* START *
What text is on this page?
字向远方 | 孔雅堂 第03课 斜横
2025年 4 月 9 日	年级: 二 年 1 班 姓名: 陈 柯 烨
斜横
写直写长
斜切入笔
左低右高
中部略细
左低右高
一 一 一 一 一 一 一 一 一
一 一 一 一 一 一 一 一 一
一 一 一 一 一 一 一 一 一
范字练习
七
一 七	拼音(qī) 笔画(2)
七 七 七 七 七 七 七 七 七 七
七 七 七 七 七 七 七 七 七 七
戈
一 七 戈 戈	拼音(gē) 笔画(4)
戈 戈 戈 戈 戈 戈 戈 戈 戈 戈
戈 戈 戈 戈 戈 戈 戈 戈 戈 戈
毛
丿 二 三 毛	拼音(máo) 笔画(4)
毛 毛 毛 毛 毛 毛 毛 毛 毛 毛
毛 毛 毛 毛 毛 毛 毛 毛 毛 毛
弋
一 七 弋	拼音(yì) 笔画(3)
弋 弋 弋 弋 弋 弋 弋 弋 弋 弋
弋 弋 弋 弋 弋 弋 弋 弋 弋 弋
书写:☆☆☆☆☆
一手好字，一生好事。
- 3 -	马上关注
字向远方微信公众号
* END *
- [TO DO]
Repeat the data exactly. Leave nothing out.

- [WORKED ANSWER]
What text is on this page?
字向远方 | 孔雅堂 第03课 斜横
2025年 4 月 9 日	年级: 二 年 1 班 姓名: 陈 柯 烨
斜横
写直写长
斜切入笔
左低右高
中部略细
左低右高
一 一 一 一 一 一 一 一 一
一 一 一 一 一 一 一 一 一
一 一 一 一 一 一 一 一 一
范字练习
七
一 七	拼音(qī) 笔画(2)
七 七 七 七 七 七 七 七 七 七
七 七 七 七 七 七 七 七 七 七
戈
一 七 戈 戈	拼音(gē) 笔画(4)
戈 戈 戈 戈 戈 戈 戈 戈 戈 戈
戈 戈 戈 戈 戈 戈 戈 戈 戈 戈
毛
丿 二 三 毛	拼音(máo) 笔画(4)
毛 毛 毛 毛 毛 毛 毛 毛 毛 毛
毛 毛 毛 毛 毛 毛 毛 毛 毛 毛
弋
一 七 弋	拼音(yì) 笔画(3)
弋 弋 弋 弋 弋 弋 弋 弋 弋 弋
弋 弋 弋 弋 弋 弋 弋 弋 弋 弋
书写:☆☆☆☆☆
一手好字，一生好事。
- 3 -	马上关注
字向远方微信公众号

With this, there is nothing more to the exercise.